__Task goal__: Pull out every line below containing the word "kurslarining".

__Items__:
***
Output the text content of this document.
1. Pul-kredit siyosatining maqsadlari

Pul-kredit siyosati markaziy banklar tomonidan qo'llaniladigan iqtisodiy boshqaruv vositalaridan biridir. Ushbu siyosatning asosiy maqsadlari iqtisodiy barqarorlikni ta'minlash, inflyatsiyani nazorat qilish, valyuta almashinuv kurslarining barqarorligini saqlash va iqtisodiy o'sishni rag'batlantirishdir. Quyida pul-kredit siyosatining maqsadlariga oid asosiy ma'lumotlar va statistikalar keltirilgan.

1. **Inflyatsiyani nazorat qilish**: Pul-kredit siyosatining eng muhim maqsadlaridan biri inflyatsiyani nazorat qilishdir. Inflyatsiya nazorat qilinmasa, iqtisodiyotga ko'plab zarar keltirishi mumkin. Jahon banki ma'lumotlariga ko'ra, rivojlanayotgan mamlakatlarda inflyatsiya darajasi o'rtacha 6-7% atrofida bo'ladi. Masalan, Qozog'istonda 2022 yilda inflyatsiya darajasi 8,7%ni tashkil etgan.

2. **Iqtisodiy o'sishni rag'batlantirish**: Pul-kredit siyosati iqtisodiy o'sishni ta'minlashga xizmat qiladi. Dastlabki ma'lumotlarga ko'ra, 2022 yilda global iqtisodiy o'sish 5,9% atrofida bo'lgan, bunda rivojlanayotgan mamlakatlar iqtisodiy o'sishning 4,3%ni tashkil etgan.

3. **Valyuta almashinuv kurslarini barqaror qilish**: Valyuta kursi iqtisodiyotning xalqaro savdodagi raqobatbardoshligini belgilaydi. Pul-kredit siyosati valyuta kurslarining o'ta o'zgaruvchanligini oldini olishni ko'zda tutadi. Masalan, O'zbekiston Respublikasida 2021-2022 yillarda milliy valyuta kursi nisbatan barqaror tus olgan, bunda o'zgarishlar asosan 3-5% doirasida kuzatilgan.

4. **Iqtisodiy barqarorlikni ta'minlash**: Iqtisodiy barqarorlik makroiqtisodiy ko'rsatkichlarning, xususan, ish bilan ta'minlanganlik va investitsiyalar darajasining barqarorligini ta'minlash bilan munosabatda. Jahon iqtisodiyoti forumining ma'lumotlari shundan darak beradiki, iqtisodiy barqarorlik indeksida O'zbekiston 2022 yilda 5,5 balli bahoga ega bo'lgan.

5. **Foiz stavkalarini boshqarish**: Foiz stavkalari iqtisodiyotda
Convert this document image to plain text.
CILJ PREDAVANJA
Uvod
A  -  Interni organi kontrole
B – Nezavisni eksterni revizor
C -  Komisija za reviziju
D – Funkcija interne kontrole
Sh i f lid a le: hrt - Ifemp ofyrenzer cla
***
__Task output__:
Pul-kredit siyosati markaziy banklar tomonidan qo'llaniladigan iqtisodiy boshqaruv vositalaridan biridir. Ushbu siyosatning asosiy maqsadlari iqtisodiy barqarorlikni ta'minlash, inflyatsiyani nazorat qilish, valyuta almashinuv kurslarining barqarorligini saqlash va iqtisodiy o'sishni rag'batlantirishdir. Quyida pul-kredit siyosatining maqsadlariga oid asosiy ma'lumotlar va statistikalar keltirilgan.
3. **Valyuta almashinuv kurslarini barqaror qilish**: Valyuta kursi iqtisodiyotning xalqaro savdodagi raqobatbardoshligini belgilaydi. Pul-kredit siyosati valyuta kurslarining o'ta o'zgaruvchanligini oldini olishni ko'zda tutadi. Masalan, O'zbekiston Respublikasida 2021-2022 yillarda milliy valyuta kursi nisbatan barqaror tus olgan, bunda o'zgarishlar asosan 3-5% doirasida kuzatilgan.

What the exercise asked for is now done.